Problem statement.
Please write out the data below from the line that contains "Detect and localize" through the line that contains "356, 139, 381]", including both of those lines. Leave the pictures out of your answer.

══ Working data

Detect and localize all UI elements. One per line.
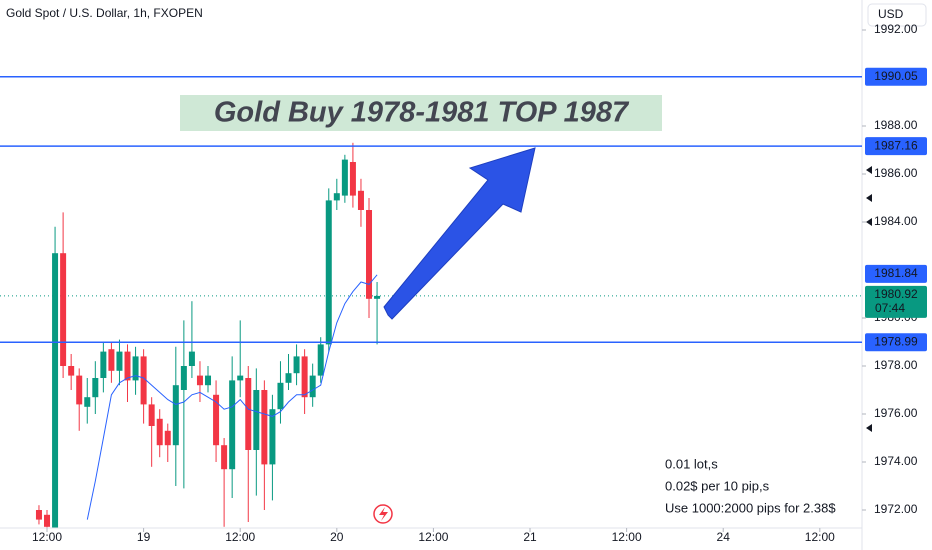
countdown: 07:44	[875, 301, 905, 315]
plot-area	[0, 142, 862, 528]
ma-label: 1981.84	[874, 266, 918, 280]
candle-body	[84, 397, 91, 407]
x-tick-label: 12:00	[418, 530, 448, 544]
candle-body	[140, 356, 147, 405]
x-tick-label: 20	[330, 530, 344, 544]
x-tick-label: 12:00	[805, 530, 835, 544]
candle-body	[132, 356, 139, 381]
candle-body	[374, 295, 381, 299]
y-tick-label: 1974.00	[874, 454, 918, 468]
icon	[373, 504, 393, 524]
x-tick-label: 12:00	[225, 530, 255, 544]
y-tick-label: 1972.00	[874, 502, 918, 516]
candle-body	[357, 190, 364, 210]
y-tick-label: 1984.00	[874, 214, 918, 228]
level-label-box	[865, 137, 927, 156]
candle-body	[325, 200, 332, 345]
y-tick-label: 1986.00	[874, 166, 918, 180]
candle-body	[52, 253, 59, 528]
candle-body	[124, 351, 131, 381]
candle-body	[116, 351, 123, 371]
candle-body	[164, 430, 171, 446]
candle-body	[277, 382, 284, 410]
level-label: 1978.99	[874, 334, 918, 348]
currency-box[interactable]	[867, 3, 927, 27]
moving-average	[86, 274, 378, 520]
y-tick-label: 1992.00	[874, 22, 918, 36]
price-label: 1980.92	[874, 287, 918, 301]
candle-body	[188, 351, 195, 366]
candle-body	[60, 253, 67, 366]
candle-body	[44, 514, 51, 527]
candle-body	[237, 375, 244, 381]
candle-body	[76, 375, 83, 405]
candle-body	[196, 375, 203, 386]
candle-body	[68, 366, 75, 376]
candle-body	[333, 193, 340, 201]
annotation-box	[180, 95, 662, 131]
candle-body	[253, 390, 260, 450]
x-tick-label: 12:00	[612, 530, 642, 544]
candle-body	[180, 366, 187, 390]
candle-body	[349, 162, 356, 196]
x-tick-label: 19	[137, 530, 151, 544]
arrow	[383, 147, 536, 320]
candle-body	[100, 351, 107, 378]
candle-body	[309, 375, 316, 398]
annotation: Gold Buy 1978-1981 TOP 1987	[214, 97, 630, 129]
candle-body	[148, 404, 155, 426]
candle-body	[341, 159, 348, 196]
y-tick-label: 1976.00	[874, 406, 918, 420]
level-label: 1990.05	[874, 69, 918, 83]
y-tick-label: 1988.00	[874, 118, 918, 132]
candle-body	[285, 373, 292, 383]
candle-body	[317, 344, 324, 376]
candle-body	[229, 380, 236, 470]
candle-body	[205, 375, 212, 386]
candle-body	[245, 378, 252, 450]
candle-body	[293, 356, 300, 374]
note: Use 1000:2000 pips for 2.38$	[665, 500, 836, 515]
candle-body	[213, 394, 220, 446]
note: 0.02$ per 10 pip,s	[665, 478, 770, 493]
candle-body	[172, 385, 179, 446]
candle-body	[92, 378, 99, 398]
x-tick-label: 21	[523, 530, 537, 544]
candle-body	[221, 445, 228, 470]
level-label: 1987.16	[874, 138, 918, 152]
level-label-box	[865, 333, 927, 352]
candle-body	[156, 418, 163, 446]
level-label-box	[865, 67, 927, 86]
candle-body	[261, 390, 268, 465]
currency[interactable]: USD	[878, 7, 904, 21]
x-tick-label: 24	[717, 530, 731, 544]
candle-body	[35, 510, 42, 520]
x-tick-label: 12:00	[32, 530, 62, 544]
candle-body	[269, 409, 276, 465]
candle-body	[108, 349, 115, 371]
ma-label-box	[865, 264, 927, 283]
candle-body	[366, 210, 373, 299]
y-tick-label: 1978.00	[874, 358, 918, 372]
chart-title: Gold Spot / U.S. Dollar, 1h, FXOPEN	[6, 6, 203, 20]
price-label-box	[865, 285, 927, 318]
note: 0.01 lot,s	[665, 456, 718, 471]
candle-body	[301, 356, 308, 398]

════
══ Working data

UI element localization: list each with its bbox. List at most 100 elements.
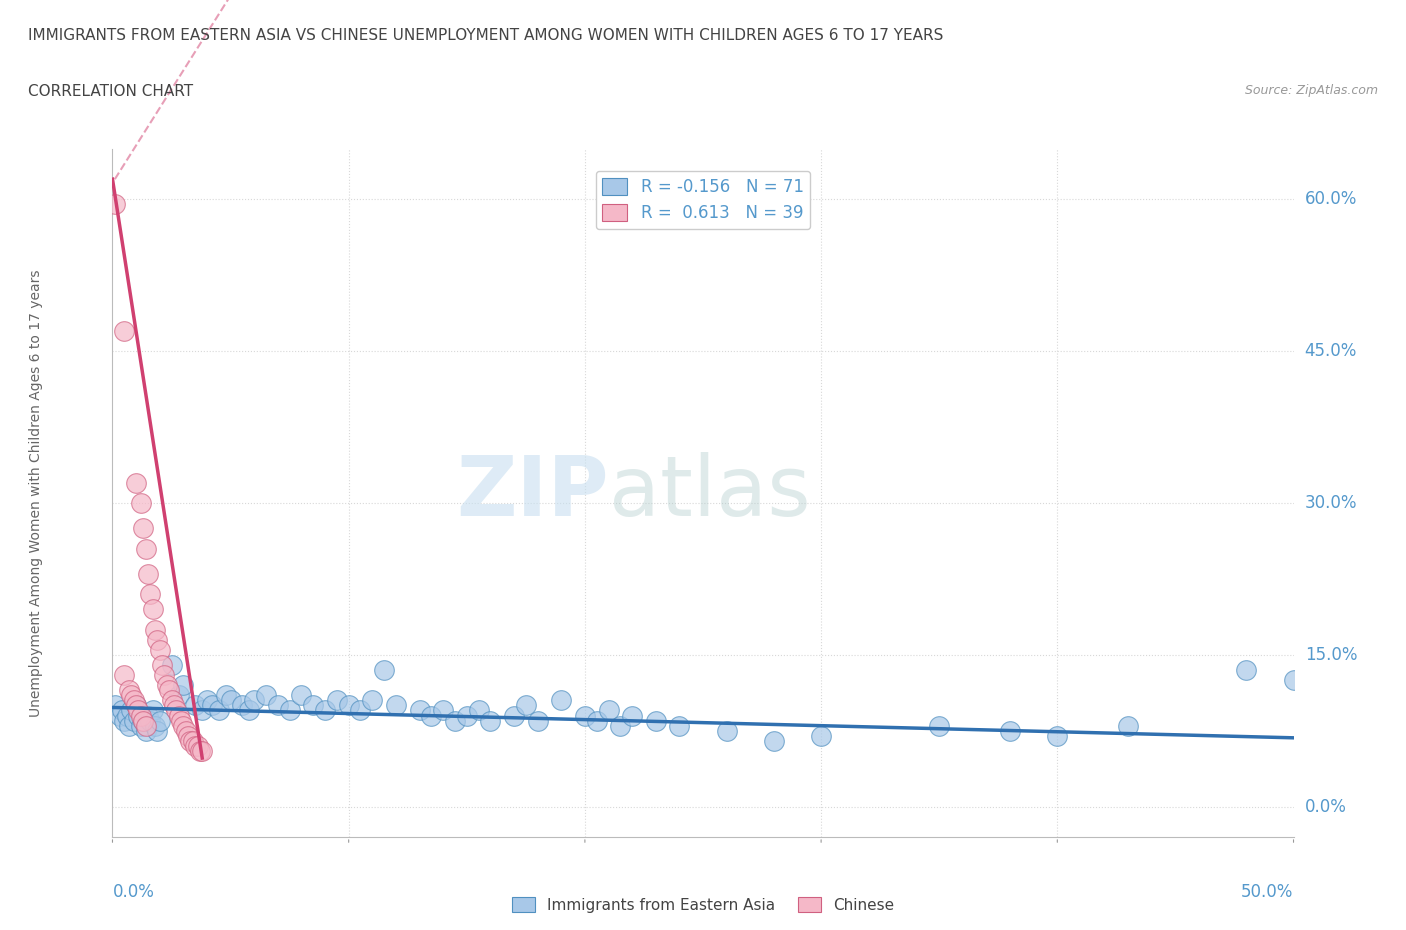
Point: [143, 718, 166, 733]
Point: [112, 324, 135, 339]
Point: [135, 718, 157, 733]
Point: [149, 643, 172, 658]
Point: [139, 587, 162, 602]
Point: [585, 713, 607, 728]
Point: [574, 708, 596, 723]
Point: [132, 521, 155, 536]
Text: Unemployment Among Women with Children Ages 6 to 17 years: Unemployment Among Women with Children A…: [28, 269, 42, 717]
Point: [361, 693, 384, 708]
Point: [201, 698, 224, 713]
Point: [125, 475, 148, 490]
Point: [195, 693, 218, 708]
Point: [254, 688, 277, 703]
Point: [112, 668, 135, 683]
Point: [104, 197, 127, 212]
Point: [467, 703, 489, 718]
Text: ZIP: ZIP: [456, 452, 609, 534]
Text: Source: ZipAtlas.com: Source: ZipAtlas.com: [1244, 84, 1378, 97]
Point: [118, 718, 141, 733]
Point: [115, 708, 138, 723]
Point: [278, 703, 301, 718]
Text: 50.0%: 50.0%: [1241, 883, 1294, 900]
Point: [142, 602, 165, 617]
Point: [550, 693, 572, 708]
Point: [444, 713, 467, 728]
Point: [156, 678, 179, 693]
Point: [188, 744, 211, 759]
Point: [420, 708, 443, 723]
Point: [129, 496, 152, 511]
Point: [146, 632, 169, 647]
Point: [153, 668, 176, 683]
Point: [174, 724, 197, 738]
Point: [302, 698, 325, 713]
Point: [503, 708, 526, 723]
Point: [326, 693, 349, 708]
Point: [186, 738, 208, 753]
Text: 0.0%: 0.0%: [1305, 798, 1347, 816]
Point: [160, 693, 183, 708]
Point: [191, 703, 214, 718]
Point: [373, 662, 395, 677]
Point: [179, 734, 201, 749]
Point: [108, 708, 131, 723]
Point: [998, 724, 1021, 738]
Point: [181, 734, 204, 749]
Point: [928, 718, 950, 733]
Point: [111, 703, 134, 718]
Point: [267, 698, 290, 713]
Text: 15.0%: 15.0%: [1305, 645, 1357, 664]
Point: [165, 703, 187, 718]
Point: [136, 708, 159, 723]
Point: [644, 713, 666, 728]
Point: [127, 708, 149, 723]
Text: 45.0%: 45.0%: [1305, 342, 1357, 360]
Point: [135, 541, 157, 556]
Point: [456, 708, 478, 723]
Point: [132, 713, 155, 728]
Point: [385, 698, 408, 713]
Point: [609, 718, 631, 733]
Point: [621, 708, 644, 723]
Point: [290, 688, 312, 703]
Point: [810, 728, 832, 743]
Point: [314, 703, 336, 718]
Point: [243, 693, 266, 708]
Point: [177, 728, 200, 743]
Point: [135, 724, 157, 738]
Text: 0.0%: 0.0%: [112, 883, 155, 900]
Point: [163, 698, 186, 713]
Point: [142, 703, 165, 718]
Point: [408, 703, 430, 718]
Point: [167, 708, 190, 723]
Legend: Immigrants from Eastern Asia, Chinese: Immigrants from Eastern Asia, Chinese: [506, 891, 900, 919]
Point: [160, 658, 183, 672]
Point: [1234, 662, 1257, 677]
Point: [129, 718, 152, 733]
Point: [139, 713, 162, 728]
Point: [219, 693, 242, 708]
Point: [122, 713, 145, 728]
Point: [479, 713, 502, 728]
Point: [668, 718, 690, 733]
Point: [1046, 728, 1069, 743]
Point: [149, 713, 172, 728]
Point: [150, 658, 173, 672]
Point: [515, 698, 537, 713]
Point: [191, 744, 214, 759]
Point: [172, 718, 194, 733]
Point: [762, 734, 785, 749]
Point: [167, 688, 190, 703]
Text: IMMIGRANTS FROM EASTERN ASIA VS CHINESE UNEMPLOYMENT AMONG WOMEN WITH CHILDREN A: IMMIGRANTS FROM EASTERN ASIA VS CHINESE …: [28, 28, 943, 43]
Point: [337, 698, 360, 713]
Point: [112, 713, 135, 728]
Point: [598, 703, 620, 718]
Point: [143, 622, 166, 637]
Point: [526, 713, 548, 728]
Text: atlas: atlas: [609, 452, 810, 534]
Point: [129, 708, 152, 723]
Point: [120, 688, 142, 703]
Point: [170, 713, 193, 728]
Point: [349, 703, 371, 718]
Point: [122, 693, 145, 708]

════
══ Working data

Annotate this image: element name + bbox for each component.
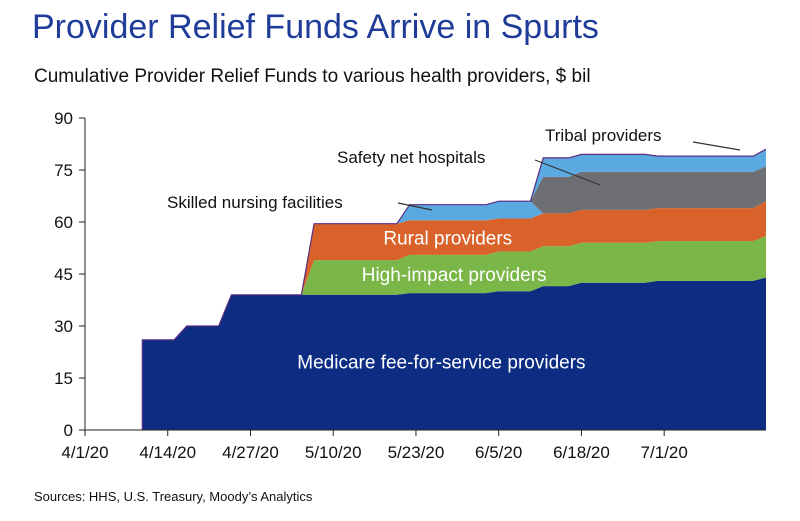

════

Answer to this task.
Detect and localize all UI elements. One per line.
countdown: 07:44	[875, 301, 905, 315]
plot-area	[0, 142, 862, 528]
ma-label: 1981.84	[874, 266, 918, 280]
candle-body	[84, 397, 91, 407]
x-tick-label: 12:00	[418, 530, 448, 544]
candle-body	[140, 356, 147, 405]
x-tick-label: 20	[330, 530, 344, 544]
x-tick-label: 12:00	[805, 530, 835, 544]
candle-body	[132, 356, 139, 381]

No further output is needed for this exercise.